#### Task directions
Identify the lines that contain the string "לקוטב", then copy each of them.

(Dataset records)
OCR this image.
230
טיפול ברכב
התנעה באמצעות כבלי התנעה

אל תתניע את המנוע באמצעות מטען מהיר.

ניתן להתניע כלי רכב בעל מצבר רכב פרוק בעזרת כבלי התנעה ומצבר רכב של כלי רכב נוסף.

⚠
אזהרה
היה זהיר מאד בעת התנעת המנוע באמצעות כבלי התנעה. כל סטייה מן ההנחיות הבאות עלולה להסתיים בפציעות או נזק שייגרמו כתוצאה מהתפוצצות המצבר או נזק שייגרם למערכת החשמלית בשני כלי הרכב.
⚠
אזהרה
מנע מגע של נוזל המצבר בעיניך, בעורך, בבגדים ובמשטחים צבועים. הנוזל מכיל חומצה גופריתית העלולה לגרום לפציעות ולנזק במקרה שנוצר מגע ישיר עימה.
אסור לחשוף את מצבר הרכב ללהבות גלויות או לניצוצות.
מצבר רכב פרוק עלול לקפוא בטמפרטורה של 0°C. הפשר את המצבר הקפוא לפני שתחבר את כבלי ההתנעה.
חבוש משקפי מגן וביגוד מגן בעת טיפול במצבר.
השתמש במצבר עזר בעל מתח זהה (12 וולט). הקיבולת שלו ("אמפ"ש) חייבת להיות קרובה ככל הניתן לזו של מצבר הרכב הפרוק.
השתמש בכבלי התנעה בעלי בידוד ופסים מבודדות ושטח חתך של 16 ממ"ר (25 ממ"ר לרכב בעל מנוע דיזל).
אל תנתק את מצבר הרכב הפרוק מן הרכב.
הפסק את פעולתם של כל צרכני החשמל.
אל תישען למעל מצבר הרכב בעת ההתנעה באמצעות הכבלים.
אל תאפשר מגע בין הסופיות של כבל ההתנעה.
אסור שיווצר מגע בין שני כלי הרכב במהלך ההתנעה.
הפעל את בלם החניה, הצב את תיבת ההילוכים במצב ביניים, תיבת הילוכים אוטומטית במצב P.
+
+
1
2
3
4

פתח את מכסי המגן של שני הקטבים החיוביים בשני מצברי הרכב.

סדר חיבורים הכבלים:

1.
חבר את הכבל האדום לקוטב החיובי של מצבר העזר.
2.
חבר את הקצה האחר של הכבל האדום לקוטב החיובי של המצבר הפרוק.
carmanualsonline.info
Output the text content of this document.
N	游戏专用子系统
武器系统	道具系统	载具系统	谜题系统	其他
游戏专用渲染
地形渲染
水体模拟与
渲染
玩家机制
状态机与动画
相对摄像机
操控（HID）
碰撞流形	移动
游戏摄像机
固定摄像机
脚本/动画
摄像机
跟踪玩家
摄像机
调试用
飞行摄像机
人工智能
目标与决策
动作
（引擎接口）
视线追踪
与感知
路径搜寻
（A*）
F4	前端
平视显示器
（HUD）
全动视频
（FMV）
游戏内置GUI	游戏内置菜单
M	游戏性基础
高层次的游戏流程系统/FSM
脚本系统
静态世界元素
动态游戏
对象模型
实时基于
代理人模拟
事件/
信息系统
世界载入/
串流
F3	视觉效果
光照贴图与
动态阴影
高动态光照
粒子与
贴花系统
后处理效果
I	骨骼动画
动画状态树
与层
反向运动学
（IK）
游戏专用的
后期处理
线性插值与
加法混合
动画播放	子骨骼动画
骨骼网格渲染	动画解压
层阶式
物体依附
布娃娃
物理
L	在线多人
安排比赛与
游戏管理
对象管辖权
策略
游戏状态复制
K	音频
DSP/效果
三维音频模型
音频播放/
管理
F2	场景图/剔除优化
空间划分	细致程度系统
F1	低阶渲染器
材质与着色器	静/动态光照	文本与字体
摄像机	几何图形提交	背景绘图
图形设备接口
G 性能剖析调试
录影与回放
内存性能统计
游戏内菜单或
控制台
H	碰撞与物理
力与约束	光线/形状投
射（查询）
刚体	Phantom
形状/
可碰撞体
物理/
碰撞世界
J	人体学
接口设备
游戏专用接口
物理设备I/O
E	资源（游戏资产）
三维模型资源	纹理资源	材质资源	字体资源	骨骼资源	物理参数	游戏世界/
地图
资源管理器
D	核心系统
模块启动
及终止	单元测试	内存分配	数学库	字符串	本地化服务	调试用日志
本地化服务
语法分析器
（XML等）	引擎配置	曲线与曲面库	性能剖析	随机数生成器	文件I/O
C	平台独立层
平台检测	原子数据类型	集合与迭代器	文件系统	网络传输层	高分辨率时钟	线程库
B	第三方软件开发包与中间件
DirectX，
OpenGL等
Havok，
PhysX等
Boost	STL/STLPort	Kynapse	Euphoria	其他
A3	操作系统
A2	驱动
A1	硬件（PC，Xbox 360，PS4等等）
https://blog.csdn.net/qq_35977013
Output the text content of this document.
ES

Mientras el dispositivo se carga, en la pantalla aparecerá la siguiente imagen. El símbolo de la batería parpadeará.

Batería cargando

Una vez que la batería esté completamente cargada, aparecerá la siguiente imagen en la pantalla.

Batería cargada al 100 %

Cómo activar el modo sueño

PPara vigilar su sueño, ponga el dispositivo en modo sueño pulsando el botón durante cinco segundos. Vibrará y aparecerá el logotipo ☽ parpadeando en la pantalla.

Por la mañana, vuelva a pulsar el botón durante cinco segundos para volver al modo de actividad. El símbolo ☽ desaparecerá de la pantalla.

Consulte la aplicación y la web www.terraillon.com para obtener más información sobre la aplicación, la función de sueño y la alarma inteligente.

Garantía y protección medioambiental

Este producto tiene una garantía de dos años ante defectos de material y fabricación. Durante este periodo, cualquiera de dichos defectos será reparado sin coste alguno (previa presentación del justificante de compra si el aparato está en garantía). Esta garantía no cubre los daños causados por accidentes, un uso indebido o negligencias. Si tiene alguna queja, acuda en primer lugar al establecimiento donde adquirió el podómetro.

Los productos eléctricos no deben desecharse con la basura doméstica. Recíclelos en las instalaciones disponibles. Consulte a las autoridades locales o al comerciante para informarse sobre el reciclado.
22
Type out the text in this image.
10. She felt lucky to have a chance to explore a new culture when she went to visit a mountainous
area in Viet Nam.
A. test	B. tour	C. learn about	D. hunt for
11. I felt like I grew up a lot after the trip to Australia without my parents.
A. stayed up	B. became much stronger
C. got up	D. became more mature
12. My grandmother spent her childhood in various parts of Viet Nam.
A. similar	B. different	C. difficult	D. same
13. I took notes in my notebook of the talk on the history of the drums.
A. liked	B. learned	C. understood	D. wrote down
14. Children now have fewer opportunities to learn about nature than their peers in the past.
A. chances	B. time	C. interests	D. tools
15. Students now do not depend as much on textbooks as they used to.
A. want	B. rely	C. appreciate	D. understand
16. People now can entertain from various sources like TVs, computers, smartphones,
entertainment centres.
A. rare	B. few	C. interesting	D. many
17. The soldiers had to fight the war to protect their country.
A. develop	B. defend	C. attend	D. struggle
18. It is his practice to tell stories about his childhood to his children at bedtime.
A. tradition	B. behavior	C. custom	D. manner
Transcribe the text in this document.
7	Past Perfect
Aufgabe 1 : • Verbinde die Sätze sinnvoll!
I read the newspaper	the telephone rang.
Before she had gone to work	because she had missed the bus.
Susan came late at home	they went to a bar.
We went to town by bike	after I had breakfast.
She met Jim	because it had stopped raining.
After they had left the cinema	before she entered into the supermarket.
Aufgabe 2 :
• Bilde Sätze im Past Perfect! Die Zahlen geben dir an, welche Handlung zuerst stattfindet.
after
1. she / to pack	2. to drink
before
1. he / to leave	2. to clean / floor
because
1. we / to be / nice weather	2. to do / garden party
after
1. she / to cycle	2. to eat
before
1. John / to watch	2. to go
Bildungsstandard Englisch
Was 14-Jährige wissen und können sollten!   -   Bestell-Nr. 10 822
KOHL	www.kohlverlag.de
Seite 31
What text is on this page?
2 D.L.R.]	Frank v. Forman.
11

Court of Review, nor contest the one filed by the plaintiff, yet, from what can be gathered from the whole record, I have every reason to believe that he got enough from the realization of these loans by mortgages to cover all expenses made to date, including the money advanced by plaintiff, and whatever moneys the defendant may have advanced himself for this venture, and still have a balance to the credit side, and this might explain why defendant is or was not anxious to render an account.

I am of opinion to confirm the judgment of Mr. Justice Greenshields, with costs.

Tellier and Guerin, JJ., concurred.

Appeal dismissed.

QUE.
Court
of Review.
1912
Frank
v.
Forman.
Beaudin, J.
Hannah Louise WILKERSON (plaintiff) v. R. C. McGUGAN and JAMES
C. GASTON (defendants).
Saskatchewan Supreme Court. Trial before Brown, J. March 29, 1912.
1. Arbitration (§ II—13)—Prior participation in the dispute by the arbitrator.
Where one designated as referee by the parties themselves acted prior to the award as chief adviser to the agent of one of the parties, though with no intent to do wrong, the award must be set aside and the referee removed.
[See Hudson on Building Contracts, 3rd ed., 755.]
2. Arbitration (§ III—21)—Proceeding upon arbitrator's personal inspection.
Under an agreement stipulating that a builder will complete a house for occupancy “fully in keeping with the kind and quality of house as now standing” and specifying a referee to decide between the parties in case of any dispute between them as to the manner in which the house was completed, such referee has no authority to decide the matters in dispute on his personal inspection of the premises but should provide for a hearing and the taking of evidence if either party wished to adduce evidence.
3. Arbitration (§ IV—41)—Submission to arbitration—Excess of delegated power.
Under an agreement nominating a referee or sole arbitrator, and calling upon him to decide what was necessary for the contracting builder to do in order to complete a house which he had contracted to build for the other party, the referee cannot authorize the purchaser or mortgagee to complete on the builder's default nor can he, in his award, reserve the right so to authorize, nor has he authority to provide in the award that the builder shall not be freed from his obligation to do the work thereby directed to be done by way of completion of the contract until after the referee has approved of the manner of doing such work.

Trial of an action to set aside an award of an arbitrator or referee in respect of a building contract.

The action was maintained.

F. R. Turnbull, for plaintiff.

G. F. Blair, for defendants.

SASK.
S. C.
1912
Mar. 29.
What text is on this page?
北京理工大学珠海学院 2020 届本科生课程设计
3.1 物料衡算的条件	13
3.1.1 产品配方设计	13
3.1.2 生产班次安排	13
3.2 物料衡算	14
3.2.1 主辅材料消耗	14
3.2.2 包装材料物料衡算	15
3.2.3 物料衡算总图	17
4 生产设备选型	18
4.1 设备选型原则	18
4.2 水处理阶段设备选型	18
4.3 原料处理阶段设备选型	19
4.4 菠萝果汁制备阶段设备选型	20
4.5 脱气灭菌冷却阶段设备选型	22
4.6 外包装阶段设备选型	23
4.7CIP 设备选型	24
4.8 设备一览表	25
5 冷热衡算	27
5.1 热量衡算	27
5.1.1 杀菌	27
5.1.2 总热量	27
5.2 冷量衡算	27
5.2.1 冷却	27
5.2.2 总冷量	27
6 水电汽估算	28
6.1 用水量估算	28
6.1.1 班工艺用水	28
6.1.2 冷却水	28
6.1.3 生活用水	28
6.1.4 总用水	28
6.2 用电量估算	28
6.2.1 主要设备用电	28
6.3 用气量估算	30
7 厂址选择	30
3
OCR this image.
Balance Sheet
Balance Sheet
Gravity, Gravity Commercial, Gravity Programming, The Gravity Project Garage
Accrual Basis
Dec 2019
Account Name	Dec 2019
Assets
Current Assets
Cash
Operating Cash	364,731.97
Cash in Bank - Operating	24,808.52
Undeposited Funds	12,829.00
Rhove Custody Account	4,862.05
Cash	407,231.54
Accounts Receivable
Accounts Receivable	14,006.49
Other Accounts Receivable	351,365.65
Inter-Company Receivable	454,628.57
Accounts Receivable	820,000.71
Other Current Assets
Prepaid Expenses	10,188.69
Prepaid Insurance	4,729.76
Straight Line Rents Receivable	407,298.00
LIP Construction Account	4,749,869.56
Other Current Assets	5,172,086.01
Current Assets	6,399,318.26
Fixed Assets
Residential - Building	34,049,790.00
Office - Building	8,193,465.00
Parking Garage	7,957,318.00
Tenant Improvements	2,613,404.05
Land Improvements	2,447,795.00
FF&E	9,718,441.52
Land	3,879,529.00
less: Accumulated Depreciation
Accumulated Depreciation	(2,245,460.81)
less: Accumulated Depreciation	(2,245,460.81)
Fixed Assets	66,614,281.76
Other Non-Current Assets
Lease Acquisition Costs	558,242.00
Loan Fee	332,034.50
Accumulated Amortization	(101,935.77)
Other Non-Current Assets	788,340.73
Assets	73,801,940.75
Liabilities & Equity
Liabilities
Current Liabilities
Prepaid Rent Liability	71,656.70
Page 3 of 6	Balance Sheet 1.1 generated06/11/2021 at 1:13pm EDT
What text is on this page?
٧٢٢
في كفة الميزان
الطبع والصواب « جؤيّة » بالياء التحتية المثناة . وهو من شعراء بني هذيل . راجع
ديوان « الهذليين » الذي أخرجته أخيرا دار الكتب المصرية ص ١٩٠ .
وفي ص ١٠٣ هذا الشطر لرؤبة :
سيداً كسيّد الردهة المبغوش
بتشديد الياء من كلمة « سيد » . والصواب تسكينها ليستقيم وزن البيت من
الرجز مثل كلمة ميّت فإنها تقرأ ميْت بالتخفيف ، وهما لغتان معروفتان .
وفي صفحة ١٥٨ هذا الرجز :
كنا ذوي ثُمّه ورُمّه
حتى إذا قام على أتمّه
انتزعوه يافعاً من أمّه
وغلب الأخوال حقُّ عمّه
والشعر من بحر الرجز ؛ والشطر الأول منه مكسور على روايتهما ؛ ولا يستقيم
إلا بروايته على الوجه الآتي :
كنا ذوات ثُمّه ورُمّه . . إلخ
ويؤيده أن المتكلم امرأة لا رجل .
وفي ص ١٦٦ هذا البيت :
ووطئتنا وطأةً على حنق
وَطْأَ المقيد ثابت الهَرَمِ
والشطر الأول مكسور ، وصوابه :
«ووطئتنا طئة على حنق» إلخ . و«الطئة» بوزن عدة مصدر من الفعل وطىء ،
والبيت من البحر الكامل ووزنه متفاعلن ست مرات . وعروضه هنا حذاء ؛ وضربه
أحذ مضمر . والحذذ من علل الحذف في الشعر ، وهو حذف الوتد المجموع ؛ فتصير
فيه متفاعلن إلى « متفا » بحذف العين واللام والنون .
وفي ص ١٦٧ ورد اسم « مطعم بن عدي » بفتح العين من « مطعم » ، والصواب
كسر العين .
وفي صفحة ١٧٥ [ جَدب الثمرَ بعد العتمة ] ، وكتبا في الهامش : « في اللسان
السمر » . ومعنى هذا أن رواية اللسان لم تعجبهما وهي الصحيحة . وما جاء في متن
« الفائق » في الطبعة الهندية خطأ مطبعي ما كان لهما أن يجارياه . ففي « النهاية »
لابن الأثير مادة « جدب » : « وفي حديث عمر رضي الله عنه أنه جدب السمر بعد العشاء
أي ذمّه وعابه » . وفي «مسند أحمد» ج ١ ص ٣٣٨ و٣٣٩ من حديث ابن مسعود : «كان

#### Final answer
חבר את הכבל האדום לקוטב החיובי של מצבר העזר.
חבר את הקצה האחר של הכבל האדום לקוטב החיובי של המצבר הפרוק.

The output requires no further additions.